───── Data listing
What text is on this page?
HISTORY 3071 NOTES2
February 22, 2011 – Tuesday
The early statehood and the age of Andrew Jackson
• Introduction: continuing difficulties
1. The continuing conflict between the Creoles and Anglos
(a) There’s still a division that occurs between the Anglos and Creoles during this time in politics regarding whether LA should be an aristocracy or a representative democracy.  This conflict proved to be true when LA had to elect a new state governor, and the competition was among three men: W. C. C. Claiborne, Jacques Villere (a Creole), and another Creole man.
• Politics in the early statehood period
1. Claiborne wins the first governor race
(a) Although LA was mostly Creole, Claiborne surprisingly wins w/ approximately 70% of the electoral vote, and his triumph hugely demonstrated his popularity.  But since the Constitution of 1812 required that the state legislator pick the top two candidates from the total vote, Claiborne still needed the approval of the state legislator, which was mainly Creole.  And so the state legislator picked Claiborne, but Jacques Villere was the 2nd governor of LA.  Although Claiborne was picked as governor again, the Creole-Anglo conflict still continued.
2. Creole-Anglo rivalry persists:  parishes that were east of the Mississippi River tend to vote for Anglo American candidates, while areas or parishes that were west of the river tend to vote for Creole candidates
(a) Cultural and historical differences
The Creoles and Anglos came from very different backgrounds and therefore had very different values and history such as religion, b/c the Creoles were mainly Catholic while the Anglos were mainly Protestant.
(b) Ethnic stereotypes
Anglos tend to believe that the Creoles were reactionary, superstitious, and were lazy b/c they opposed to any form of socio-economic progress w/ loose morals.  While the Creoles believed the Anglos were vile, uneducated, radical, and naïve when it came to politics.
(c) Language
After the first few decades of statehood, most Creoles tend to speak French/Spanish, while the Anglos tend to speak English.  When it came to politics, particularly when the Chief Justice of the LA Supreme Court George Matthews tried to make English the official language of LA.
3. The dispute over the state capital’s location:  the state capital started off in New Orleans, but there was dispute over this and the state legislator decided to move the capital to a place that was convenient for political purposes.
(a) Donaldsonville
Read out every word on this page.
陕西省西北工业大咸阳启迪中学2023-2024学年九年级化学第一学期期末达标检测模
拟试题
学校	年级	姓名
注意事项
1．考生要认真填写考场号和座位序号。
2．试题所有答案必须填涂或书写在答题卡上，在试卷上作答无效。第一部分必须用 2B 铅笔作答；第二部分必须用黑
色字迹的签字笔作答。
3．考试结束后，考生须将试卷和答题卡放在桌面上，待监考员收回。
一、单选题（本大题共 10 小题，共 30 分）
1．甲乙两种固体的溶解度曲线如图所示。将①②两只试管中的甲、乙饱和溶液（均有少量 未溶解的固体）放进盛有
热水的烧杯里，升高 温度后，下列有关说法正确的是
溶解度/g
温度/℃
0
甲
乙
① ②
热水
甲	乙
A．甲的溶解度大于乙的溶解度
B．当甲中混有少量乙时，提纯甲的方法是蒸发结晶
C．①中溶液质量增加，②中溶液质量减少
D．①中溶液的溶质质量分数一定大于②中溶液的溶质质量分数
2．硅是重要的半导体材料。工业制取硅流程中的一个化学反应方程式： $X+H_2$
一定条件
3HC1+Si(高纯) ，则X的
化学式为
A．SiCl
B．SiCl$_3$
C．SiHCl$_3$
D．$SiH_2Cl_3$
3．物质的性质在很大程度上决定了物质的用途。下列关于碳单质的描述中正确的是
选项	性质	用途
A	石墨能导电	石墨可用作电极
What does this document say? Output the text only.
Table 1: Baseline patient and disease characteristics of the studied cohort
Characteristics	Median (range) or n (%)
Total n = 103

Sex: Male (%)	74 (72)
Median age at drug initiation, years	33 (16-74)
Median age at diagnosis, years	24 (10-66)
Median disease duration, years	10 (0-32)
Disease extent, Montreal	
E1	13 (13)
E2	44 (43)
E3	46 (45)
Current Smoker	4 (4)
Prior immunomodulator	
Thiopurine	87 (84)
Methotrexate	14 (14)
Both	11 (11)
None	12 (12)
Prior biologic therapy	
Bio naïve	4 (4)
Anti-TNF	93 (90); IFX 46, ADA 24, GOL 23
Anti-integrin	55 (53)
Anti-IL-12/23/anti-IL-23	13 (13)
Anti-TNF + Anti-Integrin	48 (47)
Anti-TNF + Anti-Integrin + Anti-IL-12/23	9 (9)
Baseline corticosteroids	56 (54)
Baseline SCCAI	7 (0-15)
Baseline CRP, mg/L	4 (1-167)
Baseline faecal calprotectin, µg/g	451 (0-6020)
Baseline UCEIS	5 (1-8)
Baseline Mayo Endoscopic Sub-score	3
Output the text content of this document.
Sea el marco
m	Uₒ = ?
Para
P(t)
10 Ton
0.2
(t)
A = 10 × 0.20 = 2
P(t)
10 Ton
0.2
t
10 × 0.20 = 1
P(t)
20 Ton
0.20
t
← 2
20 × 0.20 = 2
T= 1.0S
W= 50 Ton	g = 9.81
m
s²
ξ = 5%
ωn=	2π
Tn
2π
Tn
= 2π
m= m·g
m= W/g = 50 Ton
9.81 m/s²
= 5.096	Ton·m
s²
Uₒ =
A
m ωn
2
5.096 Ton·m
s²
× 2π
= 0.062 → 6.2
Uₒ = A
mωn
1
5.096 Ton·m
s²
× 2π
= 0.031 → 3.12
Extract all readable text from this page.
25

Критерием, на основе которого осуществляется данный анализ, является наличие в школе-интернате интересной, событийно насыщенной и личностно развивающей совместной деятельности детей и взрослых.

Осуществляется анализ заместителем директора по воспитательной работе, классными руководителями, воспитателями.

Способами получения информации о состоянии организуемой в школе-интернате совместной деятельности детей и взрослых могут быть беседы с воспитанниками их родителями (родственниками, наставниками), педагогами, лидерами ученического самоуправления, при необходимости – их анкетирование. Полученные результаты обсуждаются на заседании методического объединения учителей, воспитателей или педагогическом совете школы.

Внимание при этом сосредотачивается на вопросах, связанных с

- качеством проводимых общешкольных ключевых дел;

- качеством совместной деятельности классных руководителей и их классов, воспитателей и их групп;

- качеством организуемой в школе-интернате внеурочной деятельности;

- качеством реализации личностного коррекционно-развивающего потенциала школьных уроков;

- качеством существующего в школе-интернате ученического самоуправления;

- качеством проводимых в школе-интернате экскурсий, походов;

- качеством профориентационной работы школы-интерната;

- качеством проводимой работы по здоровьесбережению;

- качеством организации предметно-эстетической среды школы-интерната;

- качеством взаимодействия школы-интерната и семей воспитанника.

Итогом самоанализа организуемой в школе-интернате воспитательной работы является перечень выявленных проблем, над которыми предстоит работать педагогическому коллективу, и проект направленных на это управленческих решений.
──────────
The problem. Track down every line with the word "years" and copy it.

Result for this exercise.
Median age at drug initiation, years	33 (16-74)
Median age at diagnosis, years	24 (10-66)
Median disease duration, years	10 (0-32)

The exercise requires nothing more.